Stored data entries:
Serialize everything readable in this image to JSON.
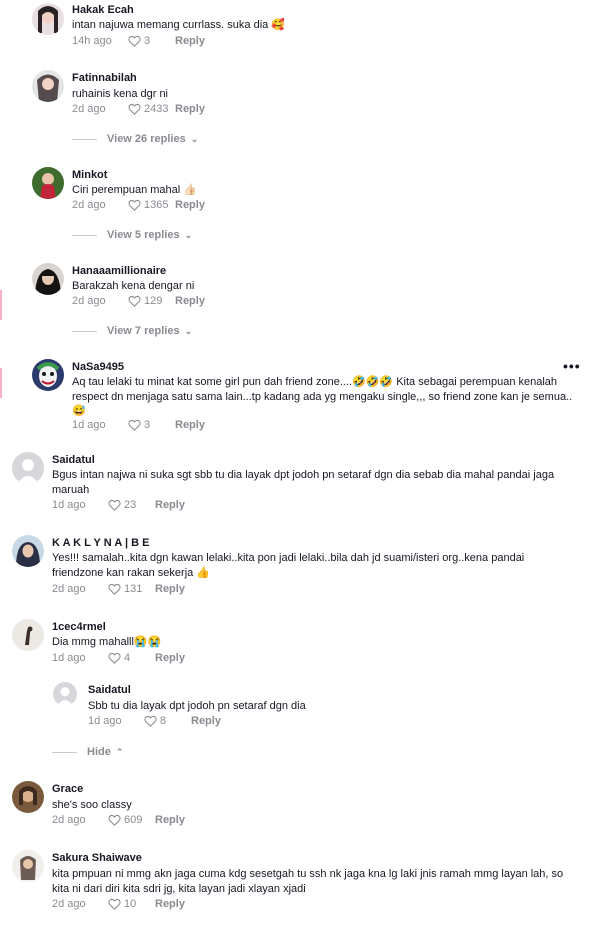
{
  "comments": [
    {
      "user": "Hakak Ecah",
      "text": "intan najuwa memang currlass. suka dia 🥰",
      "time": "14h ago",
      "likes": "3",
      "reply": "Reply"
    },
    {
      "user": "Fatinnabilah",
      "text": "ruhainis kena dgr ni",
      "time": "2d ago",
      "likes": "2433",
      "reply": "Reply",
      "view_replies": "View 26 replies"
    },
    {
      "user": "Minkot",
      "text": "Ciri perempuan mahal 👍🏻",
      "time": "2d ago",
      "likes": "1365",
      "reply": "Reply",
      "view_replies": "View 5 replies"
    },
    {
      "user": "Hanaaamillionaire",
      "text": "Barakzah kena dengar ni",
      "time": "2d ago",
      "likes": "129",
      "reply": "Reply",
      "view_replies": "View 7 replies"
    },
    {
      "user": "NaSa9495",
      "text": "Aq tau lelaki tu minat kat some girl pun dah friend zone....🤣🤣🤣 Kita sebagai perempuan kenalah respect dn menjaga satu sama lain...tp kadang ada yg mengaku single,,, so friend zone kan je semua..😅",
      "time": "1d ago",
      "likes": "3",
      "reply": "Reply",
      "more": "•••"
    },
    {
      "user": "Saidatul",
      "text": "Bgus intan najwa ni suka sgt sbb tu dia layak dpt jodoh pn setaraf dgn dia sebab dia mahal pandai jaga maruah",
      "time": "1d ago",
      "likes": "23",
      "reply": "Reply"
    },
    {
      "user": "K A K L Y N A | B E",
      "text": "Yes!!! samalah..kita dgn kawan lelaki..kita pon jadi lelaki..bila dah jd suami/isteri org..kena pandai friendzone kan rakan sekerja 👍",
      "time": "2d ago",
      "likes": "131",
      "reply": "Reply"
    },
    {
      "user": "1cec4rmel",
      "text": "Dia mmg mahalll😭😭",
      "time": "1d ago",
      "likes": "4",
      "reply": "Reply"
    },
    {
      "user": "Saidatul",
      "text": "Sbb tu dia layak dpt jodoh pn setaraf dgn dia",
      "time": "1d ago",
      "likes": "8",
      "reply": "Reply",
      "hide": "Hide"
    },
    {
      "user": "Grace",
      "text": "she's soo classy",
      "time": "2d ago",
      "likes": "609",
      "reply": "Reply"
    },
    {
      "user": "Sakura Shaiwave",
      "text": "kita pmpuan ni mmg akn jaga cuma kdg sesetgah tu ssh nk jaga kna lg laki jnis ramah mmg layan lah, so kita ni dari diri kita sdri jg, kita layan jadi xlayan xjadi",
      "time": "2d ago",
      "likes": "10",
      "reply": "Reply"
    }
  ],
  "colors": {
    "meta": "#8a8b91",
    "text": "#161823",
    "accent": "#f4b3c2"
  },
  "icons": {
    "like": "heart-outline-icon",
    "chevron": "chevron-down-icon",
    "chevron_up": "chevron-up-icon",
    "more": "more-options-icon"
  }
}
* * *
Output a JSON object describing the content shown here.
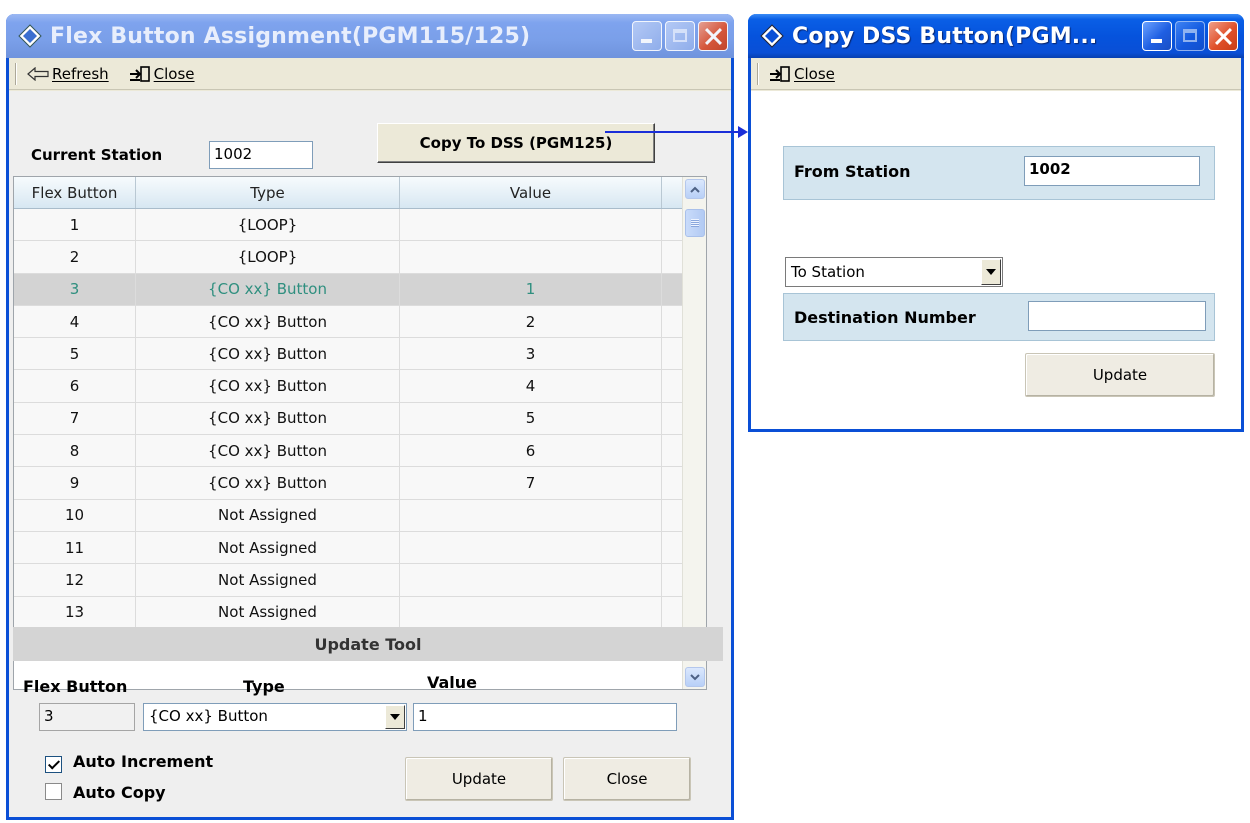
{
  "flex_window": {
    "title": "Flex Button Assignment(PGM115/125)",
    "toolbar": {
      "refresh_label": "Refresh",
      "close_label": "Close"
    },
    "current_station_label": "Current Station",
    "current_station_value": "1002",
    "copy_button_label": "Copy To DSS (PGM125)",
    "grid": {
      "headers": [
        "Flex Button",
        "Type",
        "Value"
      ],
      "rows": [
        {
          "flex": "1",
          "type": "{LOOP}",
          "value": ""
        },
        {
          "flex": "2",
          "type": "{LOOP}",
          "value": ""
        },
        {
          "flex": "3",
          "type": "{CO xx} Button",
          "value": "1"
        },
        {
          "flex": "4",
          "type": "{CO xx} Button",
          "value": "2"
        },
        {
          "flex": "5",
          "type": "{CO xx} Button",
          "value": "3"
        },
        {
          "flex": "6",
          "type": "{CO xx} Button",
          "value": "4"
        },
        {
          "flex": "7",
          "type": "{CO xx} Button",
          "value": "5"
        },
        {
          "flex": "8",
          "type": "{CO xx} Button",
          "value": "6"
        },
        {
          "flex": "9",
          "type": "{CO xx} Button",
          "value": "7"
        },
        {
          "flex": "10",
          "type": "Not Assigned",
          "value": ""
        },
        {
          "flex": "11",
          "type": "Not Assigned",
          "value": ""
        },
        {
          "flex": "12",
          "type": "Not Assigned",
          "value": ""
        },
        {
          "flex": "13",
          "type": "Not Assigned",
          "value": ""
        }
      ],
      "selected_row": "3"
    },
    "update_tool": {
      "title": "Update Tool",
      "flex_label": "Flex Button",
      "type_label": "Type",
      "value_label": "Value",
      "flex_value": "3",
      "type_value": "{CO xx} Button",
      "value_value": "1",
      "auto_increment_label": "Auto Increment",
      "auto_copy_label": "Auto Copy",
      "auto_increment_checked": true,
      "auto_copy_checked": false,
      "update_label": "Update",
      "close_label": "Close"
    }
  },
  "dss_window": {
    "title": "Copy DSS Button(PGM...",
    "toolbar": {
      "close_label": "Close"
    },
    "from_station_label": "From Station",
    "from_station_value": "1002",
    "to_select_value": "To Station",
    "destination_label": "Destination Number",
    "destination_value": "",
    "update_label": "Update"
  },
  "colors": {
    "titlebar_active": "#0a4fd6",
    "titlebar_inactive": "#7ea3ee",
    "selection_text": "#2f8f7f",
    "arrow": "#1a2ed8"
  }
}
...
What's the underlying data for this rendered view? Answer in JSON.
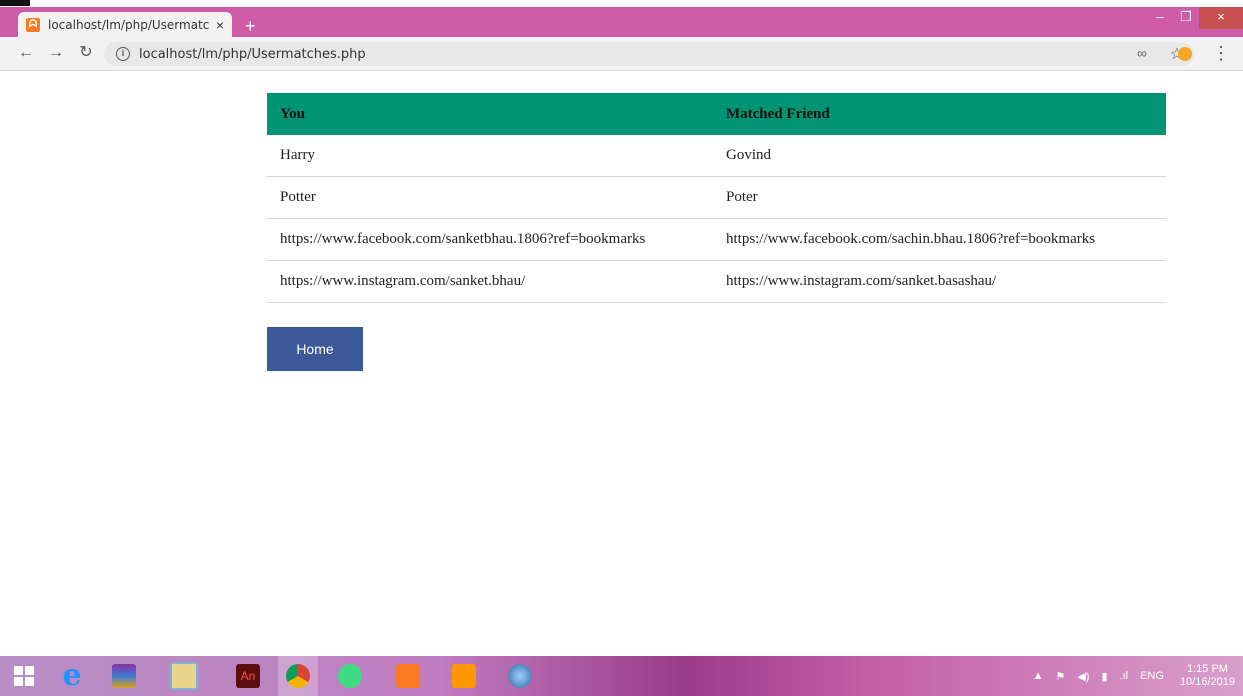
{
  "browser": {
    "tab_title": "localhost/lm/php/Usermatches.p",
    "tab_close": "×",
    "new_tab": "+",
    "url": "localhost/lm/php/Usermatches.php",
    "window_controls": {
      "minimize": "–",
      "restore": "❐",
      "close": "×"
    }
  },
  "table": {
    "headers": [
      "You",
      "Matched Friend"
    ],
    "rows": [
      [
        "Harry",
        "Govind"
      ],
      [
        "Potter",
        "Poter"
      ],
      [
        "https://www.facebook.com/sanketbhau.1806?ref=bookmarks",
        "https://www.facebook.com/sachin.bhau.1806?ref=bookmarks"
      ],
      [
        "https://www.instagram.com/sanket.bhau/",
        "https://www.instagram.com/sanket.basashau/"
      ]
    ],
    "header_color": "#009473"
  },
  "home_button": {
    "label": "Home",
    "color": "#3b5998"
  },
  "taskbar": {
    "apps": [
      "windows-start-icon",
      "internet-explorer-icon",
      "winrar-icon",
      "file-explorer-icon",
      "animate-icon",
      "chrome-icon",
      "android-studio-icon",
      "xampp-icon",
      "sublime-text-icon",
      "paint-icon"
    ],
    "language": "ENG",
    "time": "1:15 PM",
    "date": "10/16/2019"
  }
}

## WHAT THE TASK REQUIRES
What is the number of lines in the records above that include the word "bookmarks"? Reply with that number and nothing more.

## TASK RESULT
2